Problem details
Print out the material that follows word for word.

Figure record extracts
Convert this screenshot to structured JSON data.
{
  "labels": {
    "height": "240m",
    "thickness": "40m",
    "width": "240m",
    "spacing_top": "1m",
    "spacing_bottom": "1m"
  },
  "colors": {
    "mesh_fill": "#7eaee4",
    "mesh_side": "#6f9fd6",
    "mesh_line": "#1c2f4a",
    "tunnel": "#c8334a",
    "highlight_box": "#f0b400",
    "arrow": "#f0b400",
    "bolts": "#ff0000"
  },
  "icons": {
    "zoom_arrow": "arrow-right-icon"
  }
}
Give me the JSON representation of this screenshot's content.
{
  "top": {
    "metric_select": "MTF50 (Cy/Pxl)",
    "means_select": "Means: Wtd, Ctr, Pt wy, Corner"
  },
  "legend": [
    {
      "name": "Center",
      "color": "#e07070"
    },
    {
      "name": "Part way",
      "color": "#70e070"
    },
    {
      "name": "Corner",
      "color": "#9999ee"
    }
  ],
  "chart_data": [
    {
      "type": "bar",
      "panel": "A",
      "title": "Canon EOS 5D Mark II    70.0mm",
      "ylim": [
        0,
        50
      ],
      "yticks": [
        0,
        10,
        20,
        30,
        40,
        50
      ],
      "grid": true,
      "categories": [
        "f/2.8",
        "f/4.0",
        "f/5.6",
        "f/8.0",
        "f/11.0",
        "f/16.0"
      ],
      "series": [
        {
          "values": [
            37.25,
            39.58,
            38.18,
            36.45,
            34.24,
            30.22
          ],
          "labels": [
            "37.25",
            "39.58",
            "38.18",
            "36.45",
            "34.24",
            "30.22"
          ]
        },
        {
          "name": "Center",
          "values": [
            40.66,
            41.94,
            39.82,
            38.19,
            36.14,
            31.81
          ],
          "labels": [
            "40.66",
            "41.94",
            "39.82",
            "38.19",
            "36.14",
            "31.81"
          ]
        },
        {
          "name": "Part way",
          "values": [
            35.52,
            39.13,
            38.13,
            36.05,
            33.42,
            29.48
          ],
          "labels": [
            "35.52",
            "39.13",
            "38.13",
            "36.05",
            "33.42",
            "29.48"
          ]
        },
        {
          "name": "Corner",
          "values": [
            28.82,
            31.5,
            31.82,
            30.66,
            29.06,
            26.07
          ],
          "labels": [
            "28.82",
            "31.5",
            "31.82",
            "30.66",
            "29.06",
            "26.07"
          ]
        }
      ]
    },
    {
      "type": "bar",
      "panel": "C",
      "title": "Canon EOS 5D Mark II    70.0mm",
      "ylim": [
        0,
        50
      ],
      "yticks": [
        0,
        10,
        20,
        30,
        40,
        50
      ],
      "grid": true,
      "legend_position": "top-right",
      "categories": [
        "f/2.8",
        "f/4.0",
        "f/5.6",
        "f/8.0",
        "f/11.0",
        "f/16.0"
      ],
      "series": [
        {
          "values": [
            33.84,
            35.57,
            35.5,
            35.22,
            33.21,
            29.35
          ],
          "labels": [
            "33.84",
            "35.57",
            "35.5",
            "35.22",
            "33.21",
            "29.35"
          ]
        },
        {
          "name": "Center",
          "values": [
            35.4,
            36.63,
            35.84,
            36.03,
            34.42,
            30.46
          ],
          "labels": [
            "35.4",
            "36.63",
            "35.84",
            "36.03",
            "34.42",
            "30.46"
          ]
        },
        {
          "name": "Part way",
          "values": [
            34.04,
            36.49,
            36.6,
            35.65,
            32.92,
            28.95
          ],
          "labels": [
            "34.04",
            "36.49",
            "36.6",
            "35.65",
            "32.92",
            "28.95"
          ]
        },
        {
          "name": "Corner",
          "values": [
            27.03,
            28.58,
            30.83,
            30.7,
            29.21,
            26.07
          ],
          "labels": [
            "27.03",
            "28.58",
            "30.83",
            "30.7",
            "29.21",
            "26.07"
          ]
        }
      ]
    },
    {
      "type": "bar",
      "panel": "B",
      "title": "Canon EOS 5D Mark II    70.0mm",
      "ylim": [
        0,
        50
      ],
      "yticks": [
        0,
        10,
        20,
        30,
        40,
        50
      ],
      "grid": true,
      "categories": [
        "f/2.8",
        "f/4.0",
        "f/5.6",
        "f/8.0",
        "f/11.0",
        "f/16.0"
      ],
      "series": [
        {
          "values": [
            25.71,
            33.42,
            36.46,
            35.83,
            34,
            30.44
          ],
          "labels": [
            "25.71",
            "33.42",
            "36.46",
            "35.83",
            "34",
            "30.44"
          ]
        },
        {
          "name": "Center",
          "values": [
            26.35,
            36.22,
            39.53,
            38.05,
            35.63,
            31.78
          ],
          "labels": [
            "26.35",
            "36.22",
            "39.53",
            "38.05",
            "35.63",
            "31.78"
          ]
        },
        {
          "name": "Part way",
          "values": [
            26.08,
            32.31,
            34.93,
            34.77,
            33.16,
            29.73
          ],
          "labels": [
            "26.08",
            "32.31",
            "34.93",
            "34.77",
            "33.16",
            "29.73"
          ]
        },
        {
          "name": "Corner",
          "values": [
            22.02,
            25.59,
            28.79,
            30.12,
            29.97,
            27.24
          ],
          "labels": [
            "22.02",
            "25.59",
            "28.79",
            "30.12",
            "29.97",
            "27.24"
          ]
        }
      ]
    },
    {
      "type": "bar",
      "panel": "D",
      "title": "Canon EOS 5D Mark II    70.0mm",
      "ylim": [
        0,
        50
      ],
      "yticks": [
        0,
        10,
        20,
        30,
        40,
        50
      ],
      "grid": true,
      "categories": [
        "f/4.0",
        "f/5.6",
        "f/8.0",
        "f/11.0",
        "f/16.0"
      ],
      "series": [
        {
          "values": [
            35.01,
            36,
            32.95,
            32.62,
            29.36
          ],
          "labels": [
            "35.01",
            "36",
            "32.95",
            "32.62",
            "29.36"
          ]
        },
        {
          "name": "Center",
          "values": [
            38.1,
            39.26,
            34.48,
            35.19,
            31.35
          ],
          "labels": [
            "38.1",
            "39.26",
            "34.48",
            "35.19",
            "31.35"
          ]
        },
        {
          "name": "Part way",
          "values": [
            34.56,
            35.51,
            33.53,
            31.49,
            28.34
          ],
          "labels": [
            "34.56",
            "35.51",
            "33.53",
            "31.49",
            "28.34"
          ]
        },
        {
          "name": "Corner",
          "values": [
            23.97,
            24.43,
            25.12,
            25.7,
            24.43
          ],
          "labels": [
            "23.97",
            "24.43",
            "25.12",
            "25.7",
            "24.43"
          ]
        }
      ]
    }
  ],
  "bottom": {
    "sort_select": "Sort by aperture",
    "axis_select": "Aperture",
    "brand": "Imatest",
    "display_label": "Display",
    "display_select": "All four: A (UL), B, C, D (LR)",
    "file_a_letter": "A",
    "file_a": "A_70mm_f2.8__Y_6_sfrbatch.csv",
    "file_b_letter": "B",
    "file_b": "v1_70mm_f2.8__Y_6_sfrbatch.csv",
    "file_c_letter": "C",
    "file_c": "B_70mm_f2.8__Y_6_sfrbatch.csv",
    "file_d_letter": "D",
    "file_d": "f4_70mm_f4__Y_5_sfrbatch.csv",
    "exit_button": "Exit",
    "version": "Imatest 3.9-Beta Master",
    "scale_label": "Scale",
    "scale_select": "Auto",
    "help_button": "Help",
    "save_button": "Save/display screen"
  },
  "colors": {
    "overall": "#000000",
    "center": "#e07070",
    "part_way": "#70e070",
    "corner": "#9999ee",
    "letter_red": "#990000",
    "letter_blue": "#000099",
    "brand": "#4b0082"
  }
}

Solution to the exercise
Convert this screenshot to structured JSON data.
{
  "labels": {
    "height": "240m",
    "thickness": "40m",
    "width": "240m",
    "spacing_top": "1m",
    "spacing_bottom": "1m"
  },
  "colors": {
    "mesh_fill": "#7eaee4",
    "mesh_side": "#6f9fd6",
    "mesh_line": "#1c2f4a",
    "tunnel": "#c8334a",
    "highlight_box": "#f0b400",
    "arrow": "#f0b400",
    "bolts": "#ff0000"
  },
  "icons": {
    "zoom_arrow": "arrow-right-icon"
  }
}
Give me the JSON representation of this screenshot's content.
{
  "top": {
    "metric_select": "MTF50 (Cy/Pxl)",
    "means_select": "Means: Wtd, Ctr, Pt wy, Corner"
  },
  "legend": [
    {
      "name": "Center",
      "color": "#e07070"
    },
    {
      "name": "Part way",
      "color": "#70e070"
    },
    {
      "name": "Corner",
      "color": "#9999ee"
    }
  ],
  "chart_data": [
    {
      "type": "bar",
      "panel": "A",
      "title": "Canon EOS 5D Mark II    70.0mm",
      "ylim": [
        0,
        50
      ],
      "yticks": [
        0,
        10,
        20,
        30,
        40,
        50
      ],
      "grid": true,
      "categories": [
        "f/2.8",
        "f/4.0",
        "f/5.6",
        "f/8.0",
        "f/11.0",
        "f/16.0"
      ],
      "series": [
        {
          "values": [
            37.25,
            39.58,
            38.18,
            36.45,
            34.24,
            30.22
          ],
          "labels": [
            "37.25",
            "39.58",
            "38.18",
            "36.45",
            "34.24",
            "30.22"
          ]
        },
        {
          "name": "Center",
          "values": [
            40.66,
            41.94,
            39.82,
            38.19,
            36.14,
            31.81
          ],
          "labels": [
            "40.66",
            "41.94",
            "39.82",
            "38.19",
            "36.14",
            "31.81"
          ]
        },
        {
          "name": "Part way",
          "values": [
            35.52,
            39.13,
            38.13,
            36.05,
            33.42,
            29.48
          ],
          "labels": [
            "35.52",
            "39.13",
            "38.13",
            "36.05",
            "33.42",
            "29.48"
          ]
        },
        {
          "name": "Corner",
          "values": [
            28.82,
            31.5,
            31.82,
            30.66,
            29.06,
            26.07
          ],
          "labels": [
            "28.82",
            "31.5",
            "31.82",
            "30.66",
            "29.06",
            "26.07"
          ]
        }
      ]
    },
    {
      "type": "bar",
      "panel": "C",
      "title": "Canon EOS 5D Mark II    70.0mm",
      "ylim": [
        0,
        50
      ],
      "yticks": [
        0,
        10,
        20,
        30,
        40,
        50
      ],
      "grid": true,
      "legend_position": "top-right",
      "categories": [
        "f/2.8",
        "f/4.0",
        "f/5.6",
        "f/8.0",
        "f/11.0",
        "f/16.0"
      ],
      "series": [
        {
          "values": [
            33.84,
            35.57,
            35.5,
            35.22,
            33.21,
            29.35
          ],
          "labels": [
            "33.84",
            "35.57",
            "35.5",
            "35.22",
            "33.21",
            "29.35"
          ]
        },
        {
          "name": "Center",
          "values": [
            35.4,
            36.63,
            35.84,
            36.03,
            34.42,
            30.46
          ],
          "labels": [
            "35.4",
            "36.63",
            "35.84",
            "36.03",
            "34.42",
            "30.46"
          ]
        },
        {
          "name": "Part way",
          "values": [
            34.04,
            36.49,
            36.6,
            35.65,
            32.92,
            28.95
          ],
          "labels": [
            "34.04",
            "36.49",
            "36.6",
            "35.65",
            "32.92",
            "28.95"
          ]
        },
        {
          "name": "Corner",
          "values": [
            27.03,
            28.58,
            30.83,
            30.7,
            29.21,
            26.07
          ],
          "labels": [
            "27.03",
            "28.58",
            "30.83",
            "30.7",
            "29.21",
            "26.07"
          ]
        }
      ]
    },
    {
      "type": "bar",
      "panel": "B",
      "title": "Canon EOS 5D Mark II    70.0mm",
      "ylim": [
        0,
        50
      ],
      "yticks": [
        0,
        10,
        20,
        30,
        40,
        50
      ],
      "grid": true,
      "categories": [
        "f/2.8",
        "f/4.0",
        "f/5.6",
        "f/8.0",
        "f/11.0",
        "f/16.0"
      ],
      "series": [
        {
          "values": [
            25.71,
            33.42,
            36.46,
            35.83,
            34,
            30.44
          ],
          "labels": [
            "25.71",
            "33.42",
            "36.46",
            "35.83",
            "34",
            "30.44"
          ]
        },
        {
          "name": "Center",
          "values": [
            26.35,
            36.22,
            39.53,
            38.05,
            35.63,
            31.78
          ],
          "labels": [
            "26.35",
            "36.22",
            "39.53",
            "38.05",
            "35.63",
            "31.78"
          ]
        },
        {
          "name": "Part way",
          "values": [
            26.08,
            32.31,
            34.93,
            34.77,
            33.16,
            29.73
          ],
          "labels": [
            "26.08",
            "32.31",
            "34.93",
            "34.77",
            "33.16",
            "29.73"
          ]
        },
        {
          "name": "Corner",
          "values": [
            22.02,
            25.59,
            28.79,
            30.12,
            29.97,
            27.24
          ],
          "labels": [
            "22.02",
            "25.59",
            "28.79",
            "30.12",
            "29.97",
            "27.24"
          ]
        }
      ]
    },
    {
      "type": "bar",
      "panel": "D",
      "title": "Canon EOS 5D Mark II    70.0mm",
      "ylim": [
        0,
        50
      ],
      "yticks": [
        0,
        10,
        20,
        30,
        40,
        50
      ],
      "grid": true,
      "categories": [
        "f/4.0",
        "f/5.6",
        "f/8.0",
        "f/11.0",
        "f/16.0"
      ],
      "series": [
        {
          "values": [
            35.01,
            36,
            32.95,
            32.62,
            29.36
          ],
          "labels": [
            "35.01",
            "36",
            "32.95",
            "32.62",
            "29.36"
          ]
        },
        {
          "name": "Center",
          "values": [
            38.1,
            39.26,
            34.48,
            35.19,
            31.35
          ],
          "labels": [
            "38.1",
            "39.26",
            "34.48",
            "35.19",
            "31.35"
          ]
        },
        {
          "name": "Part way",
          "values": [
            34.56,
            35.51,
            33.53,
            31.49,
            28.34
          ],
          "labels": [
            "34.56",
            "35.51",
            "33.53",
            "31.49",
            "28.34"
          ]
        },
        {
          "name": "Corner",
          "values": [
            23.97,
            24.43,
            25.12,
            25.7,
            24.43
          ],
          "labels": [
            "23.97",
            "24.43",
            "25.12",
            "25.7",
            "24.43"
          ]
        }
      ]
    }
  ],
  "bottom": {
    "sort_select": "Sort by aperture",
    "axis_select": "Aperture",
    "brand": "Imatest",
    "display_label": "Display",
    "display_select": "All four: A (UL), B, C, D (LR)",
    "file_a_letter": "A",
    "file_a": "A_70mm_f2.8__Y_6_sfrbatch.csv",
    "file_b_letter": "B",
    "file_b": "v1_70mm_f2.8__Y_6_sfrbatch.csv",
    "file_c_letter": "C",
    "file_c": "B_70mm_f2.8__Y_6_sfrbatch.csv",
    "file_d_letter": "D",
    "file_d": "f4_70mm_f4__Y_5_sfrbatch.csv",
    "exit_button": "Exit",
    "version": "Imatest 3.9-Beta Master",
    "scale_label": "Scale",
    "scale_select": "Auto",
    "help_button": "Help",
    "save_button": "Save/display screen"
  },
  "colors": {
    "overall": "#000000",
    "center": "#e07070",
    "part_way": "#70e070",
    "corner": "#9999ee",
    "letter_red": "#990000",
    "letter_blue": "#000099",
    "brand": "#4b0082"
  }
}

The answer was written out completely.